Set task
Looking at the data below, count the lines that contain the string "wyposażonego". Write only the total.

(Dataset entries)
****
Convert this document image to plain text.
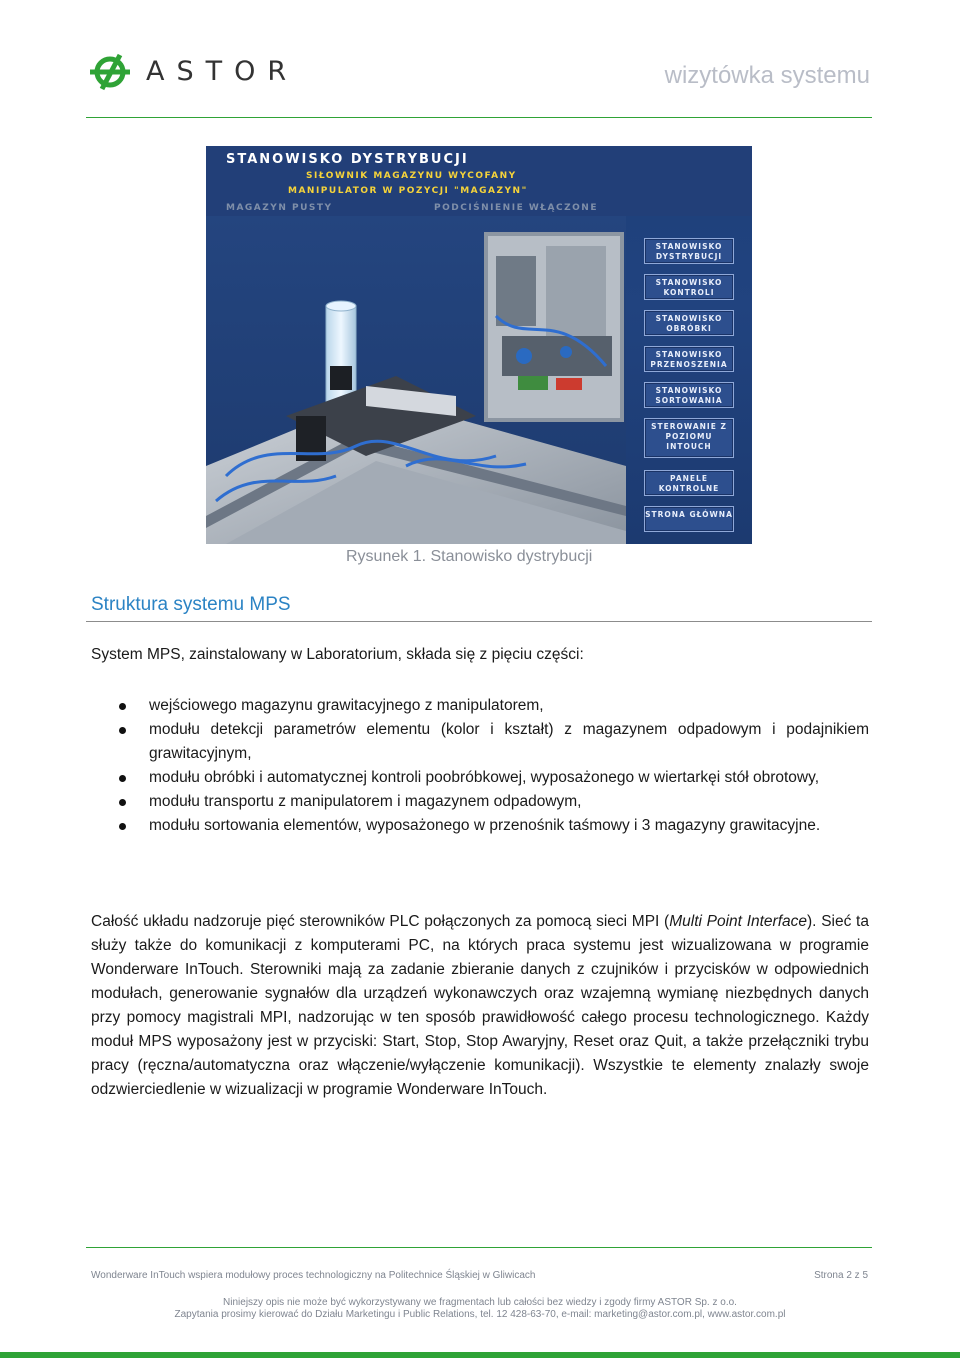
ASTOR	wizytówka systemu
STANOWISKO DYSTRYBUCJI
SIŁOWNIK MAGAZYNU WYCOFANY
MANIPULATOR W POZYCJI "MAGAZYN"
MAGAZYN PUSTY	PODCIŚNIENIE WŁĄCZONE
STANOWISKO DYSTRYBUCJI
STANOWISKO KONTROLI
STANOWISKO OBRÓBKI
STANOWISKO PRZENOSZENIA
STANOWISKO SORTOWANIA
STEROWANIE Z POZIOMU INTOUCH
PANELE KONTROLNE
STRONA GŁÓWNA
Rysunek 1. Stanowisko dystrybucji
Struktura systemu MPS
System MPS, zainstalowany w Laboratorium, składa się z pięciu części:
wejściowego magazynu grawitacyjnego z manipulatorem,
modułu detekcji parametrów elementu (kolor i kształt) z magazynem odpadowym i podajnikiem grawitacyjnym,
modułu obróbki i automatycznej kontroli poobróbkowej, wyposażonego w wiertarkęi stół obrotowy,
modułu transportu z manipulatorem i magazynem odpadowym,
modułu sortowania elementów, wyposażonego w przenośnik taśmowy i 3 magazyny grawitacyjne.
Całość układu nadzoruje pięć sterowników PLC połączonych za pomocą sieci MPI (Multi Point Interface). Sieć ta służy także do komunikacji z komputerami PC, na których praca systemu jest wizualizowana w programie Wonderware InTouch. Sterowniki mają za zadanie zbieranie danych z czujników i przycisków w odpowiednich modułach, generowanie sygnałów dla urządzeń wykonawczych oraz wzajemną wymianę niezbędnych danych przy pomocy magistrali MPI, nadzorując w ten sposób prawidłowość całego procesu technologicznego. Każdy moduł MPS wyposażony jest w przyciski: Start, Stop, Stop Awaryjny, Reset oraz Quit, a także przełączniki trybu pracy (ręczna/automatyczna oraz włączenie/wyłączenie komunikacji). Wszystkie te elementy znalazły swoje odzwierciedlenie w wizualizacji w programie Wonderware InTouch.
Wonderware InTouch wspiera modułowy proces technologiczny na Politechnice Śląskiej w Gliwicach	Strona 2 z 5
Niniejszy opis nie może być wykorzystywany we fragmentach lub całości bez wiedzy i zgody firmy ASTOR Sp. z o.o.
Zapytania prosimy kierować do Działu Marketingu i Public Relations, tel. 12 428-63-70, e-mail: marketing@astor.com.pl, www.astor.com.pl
****
Solution to the problem
2